[Extracted data entries]

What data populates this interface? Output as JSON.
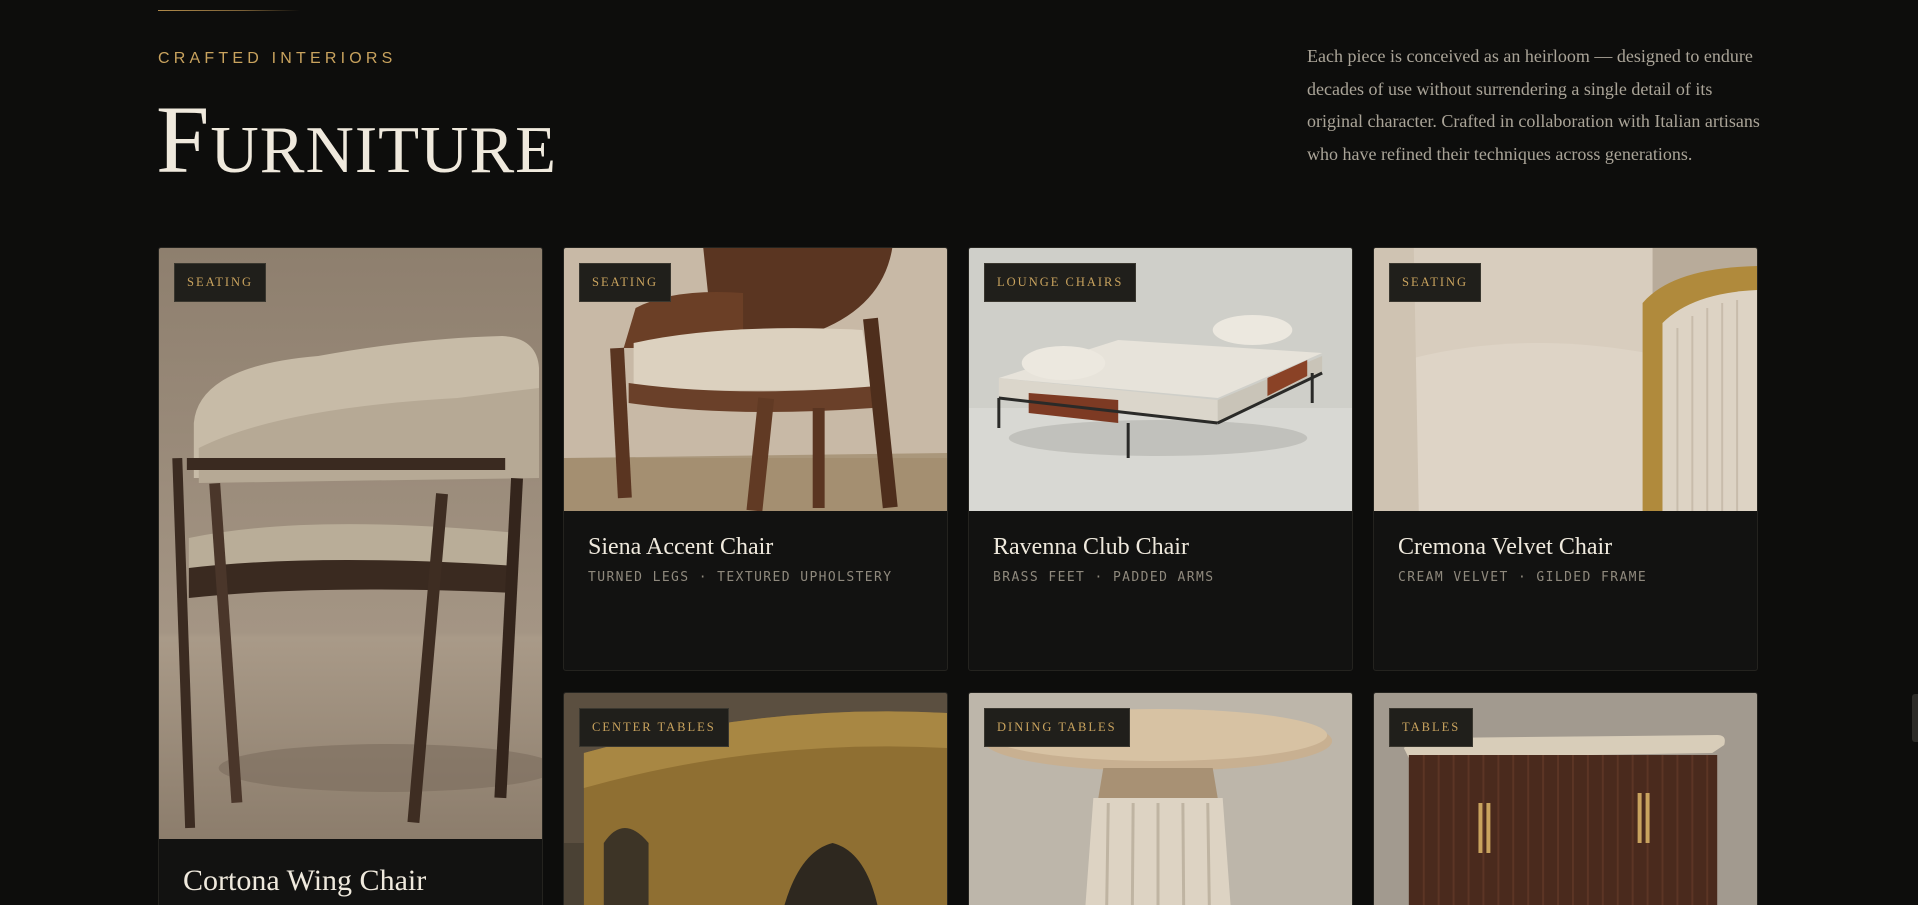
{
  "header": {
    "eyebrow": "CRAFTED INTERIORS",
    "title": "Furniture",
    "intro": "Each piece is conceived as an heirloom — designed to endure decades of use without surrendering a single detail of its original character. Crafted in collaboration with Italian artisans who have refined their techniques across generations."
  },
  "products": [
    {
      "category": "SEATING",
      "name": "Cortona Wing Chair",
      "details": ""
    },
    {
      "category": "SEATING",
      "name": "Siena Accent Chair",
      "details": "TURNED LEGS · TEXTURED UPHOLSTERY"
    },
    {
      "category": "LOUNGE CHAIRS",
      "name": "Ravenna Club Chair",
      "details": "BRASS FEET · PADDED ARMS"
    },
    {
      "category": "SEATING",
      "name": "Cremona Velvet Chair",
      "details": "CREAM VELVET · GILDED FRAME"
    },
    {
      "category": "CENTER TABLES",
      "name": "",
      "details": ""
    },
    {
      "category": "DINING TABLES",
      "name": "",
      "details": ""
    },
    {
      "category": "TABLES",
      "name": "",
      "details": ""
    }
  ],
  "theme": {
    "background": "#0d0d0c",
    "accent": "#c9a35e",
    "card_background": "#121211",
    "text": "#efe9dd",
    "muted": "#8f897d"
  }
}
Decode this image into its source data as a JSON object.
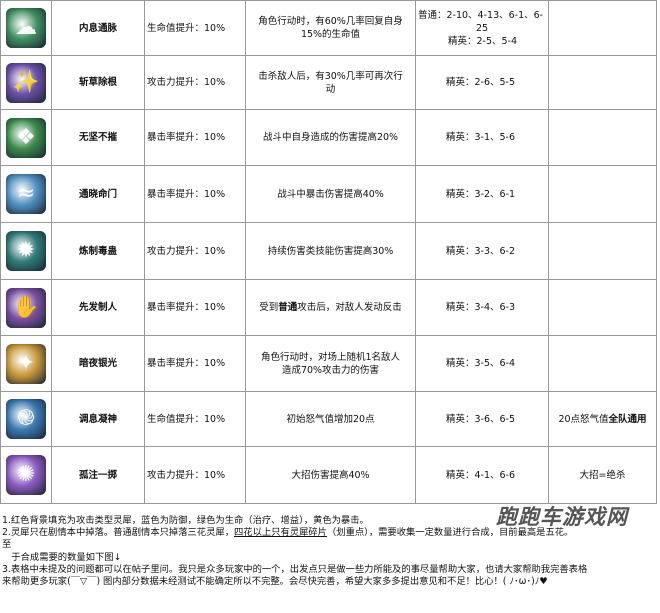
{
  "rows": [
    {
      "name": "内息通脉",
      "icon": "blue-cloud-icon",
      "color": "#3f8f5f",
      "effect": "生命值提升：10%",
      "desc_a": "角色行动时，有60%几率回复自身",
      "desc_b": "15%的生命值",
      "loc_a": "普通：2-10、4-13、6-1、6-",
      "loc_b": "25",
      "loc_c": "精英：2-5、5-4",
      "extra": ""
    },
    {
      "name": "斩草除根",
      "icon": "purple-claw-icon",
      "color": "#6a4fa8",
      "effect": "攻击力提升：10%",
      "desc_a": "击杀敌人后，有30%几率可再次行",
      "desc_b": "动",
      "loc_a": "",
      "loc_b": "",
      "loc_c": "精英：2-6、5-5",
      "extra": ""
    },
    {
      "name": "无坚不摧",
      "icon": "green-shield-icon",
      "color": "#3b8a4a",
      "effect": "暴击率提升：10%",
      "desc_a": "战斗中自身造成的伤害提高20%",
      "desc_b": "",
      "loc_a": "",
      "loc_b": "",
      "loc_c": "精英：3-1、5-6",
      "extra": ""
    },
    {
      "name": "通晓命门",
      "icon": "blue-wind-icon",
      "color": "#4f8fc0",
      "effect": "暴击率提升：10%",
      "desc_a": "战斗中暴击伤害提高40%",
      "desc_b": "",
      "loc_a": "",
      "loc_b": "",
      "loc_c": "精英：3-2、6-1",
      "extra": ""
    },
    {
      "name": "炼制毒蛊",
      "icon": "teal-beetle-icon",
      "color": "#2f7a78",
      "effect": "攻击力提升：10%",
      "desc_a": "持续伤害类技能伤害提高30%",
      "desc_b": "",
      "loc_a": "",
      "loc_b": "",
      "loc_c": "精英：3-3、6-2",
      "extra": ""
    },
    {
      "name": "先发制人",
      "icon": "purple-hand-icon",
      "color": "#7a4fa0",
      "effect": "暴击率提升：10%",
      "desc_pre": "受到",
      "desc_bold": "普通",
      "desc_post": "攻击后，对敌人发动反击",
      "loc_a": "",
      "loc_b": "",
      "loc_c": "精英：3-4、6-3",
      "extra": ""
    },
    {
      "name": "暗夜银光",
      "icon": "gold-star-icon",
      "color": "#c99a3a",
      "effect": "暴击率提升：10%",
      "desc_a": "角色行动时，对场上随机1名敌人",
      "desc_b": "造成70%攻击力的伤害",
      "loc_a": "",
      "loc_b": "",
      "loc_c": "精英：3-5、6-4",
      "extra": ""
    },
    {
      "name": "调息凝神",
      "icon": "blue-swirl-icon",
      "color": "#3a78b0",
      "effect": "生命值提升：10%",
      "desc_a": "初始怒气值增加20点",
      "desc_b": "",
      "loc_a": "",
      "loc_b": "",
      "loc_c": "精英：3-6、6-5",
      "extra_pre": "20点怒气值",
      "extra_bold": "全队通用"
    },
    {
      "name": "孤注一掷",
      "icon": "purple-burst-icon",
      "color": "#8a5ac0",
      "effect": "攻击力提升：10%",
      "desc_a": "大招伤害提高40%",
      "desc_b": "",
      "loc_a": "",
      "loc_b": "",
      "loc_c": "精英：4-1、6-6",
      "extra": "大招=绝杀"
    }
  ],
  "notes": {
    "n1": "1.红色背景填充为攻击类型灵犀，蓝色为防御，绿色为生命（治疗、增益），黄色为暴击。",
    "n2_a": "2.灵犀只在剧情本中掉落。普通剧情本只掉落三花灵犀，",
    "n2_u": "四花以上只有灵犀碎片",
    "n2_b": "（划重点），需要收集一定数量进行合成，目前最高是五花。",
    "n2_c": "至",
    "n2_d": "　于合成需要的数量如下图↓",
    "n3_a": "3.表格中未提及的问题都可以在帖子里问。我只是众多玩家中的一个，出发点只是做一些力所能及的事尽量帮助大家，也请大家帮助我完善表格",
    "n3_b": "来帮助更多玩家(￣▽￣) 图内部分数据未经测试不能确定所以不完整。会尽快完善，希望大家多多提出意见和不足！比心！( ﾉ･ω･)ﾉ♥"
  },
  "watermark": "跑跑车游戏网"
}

**Short exercise**
Gather up every line from the listing above in which the word "color" occurs.

**Final result**
      "color": "#3f8f5f",
      "color": "#6a4fa8",
      "color": "#3b8a4a",
      "color": "#4f8fc0",
      "color": "#2f7a78",
      "color": "#7a4fa0",
      "color": "#c99a3a",
      "color": "#3a78b0",
      "color": "#8a5ac0",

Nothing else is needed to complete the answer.